_Aim of the task_
Track down every line below that holds "lược" and copy it.
━━━ Listing ━━━
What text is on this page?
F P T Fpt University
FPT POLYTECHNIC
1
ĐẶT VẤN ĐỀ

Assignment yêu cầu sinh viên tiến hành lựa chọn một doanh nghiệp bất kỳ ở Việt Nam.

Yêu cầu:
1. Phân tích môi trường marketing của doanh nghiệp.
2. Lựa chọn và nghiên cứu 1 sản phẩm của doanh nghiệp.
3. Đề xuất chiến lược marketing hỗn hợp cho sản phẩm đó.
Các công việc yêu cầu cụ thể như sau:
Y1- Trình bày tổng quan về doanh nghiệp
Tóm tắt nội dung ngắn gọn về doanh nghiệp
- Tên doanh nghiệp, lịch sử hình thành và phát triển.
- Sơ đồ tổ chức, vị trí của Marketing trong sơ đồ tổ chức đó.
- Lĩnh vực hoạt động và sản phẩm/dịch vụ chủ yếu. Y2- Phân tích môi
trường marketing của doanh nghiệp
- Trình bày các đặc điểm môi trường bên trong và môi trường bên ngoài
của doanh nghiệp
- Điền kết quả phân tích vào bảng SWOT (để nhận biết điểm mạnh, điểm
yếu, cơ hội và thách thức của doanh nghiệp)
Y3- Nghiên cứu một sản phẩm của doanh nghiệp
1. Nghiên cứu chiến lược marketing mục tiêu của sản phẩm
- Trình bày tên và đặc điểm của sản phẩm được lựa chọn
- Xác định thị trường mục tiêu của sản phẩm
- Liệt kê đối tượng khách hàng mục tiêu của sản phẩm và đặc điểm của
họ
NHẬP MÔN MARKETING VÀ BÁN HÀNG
━━━
_Task output_
3. Đề xuất chiến lược marketing hỗn hợp cho sản phẩm đó.
1. Nghiên cứu chiến lược marketing mục tiêu của sản phẩm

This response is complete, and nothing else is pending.